INSTRUCTIONS TO FOLLOW — Each line with the word "février" must appear in the answer, copied from the records.

INFORMATION PROVIDED —

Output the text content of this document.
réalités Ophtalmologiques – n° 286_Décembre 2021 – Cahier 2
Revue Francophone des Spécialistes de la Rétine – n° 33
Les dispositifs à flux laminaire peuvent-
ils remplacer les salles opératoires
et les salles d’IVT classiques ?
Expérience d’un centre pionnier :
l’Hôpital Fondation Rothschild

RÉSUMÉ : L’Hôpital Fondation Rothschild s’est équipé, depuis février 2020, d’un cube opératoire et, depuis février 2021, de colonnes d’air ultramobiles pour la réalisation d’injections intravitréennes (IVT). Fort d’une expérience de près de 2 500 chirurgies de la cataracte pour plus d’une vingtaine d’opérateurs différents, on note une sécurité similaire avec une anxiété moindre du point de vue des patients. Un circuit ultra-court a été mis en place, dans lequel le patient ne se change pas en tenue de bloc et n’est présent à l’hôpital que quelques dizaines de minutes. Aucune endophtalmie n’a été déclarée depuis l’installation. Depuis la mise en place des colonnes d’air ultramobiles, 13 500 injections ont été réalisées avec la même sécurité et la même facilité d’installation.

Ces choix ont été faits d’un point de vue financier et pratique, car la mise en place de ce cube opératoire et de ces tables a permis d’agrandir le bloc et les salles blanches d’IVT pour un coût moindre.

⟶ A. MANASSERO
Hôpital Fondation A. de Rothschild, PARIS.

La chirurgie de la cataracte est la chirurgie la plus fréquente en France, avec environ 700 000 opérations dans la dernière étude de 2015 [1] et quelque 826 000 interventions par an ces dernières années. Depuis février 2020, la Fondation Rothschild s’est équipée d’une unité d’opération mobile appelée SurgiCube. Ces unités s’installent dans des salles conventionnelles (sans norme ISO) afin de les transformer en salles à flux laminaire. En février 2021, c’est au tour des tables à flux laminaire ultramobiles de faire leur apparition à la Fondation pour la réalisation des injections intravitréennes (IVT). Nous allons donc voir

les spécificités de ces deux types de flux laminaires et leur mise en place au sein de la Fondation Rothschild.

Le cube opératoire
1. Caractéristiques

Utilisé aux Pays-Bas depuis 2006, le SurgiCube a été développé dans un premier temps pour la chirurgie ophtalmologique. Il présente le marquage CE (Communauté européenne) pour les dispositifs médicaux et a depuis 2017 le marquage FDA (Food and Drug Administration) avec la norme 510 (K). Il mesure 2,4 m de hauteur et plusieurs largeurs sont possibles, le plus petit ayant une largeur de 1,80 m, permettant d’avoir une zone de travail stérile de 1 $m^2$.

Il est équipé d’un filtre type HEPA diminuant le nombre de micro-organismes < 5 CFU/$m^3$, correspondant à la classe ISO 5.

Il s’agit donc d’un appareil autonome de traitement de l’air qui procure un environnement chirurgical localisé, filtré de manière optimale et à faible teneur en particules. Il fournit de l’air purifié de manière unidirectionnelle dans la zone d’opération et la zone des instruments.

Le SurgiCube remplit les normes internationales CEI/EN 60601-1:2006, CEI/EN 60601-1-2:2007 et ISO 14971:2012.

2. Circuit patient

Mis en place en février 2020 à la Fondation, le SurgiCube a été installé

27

ANSWER BOX —
RÉSUMÉ : L’Hôpital Fondation Rothschild s’est équipé, depuis février 2020, d’un cube opératoire et, depuis février 2021, de colonnes d’air ultramobiles pour la réalisation d’injections intravitréennes (IVT). Fort d’une expérience de près de 2 500 chirurgies de la cataracte pour plus d’une vingtaine d’opérateurs différents, on note une sécurité similaire avec une anxiété moindre du point de vue des patients. Un circuit ultra-court a été mis en place, dans lequel le patient ne se change pas en tenue de bloc et n’est présent à l’hôpital que quelques dizaines de minutes. Aucune endophtalmie n’a été déclarée depuis l’installation. Depuis la mise en place des colonnes d’air ultramobiles, 13 500 injections ont été réalisées avec la même sécurité et la même facilité d’installation.
La chirurgie de la cataracte est la chirurgie la plus fréquente en France, avec environ 700 000 opérations dans la dernière étude de 2015 [1] et quelque 826 000 interventions par an ces dernières années. Depuis février 2020, la Fondation Rothschild s’est équipée d’une unité d’opération mobile appelée SurgiCube. Ces unités s’installent dans des salles conventionnelles (sans norme ISO) afin de les transformer en salles à flux laminaire. En février 2021, c’est au tour des tables à flux laminaire ultramobiles de faire leur apparition à la Fondation pour la réalisation des injections intravitréennes (IVT). Nous allons donc voir
Mis en place en février 2020 à la Fondation, le SurgiCube a été installé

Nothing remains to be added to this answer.